A block of data
☆ ☆ ☆

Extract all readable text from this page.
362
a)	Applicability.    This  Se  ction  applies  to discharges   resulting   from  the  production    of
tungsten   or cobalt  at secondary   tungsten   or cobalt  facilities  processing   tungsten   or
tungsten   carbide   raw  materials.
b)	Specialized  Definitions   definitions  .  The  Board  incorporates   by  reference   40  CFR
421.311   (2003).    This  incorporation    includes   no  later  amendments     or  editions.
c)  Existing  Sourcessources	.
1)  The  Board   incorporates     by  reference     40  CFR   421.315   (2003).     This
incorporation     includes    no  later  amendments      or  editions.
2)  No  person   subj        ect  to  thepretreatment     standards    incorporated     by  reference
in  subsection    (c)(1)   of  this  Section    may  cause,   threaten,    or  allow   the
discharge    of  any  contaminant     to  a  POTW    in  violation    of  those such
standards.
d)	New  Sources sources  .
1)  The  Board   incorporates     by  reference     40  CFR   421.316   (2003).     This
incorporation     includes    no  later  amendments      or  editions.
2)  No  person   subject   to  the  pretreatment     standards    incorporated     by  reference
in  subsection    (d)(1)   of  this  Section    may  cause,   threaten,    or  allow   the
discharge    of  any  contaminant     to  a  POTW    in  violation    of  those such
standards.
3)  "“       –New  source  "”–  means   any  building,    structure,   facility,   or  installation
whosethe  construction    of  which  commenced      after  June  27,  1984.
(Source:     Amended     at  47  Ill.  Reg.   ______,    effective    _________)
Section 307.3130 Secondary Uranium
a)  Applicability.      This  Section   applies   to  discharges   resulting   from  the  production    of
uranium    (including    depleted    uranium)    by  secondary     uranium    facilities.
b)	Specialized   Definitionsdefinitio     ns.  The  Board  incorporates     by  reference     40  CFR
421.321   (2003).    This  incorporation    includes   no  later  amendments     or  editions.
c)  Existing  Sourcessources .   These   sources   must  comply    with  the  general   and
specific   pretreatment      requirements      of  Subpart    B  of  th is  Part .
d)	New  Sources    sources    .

☆ ☆ ☆

**Your goal:**
Write out all records exactly, keeping every detail.

**Worked solution:**
Extract all readable text from this page.
362
a)	Applicability.    This  Se  ction  applies  to discharges   resulting   from  the  production    of
tungsten   or cobalt  at secondary   tungsten   or cobalt  facilities  processing   tungsten   or
tungsten   carbide   raw  materials.
b)	Specialized  Definitions   definitions  .  The  Board  incorporates   by  reference   40  CFR
421.311   (2003).    This  incorporation    includes   no  later  amendments     or  editions.
c)  Existing  Sourcessources	.
1)  The  Board   incorporates     by  reference     40  CFR   421.315   (2003).     This
incorporation     includes    no  later  amendments      or  editions.
2)  No  person   subj        ect  to  thepretreatment     standards    incorporated     by  reference
in  subsection    (c)(1)   of  this  Section    may  cause,   threaten,    or  allow   the
discharge    of  any  contaminant     to  a  POTW    in  violation    of  those such
standards.
d)	New  Sources sources  .
1)  The  Board   incorporates     by  reference     40  CFR   421.316   (2003).     This
incorporation     includes    no  later  amendments      or  editions.
2)  No  person   subject   to  the  pretreatment     standards    incorporated     by  reference
in  subsection    (d)(1)   of  this  Section    may  cause,   threaten,    or  allow   the
discharge    of  any  contaminant     to  a  POTW    in  violation    of  those such
standards.
3)  "“       –New  source  "”–  means   any  building,    structure,   facility,   or  installation
whosethe  construction    of  which  commenced      after  June  27,  1984.
(Source:     Amended     at  47  Ill.  Reg.   ______,    effective    _________)
Section 307.3130 Secondary Uranium
a)  Applicability.      This  Section   applies   to  discharges   resulting   from  the  production    of
uranium    (including    depleted    uranium)    by  secondary     uranium    facilities.
b)	Specialized   Definitionsdefinitio     ns.  The  Board  incorporates     by  reference     40  CFR
421.321   (2003).    This  incorporation    includes   no  later  amendments     or  editions.
c)  Existing  Sourcessources .   These   sources   must  comply    with  the  general   and
specific   pretreatment      requirements      of  Subpart    B  of  th is  Part .
d)	New  Sources    sources    .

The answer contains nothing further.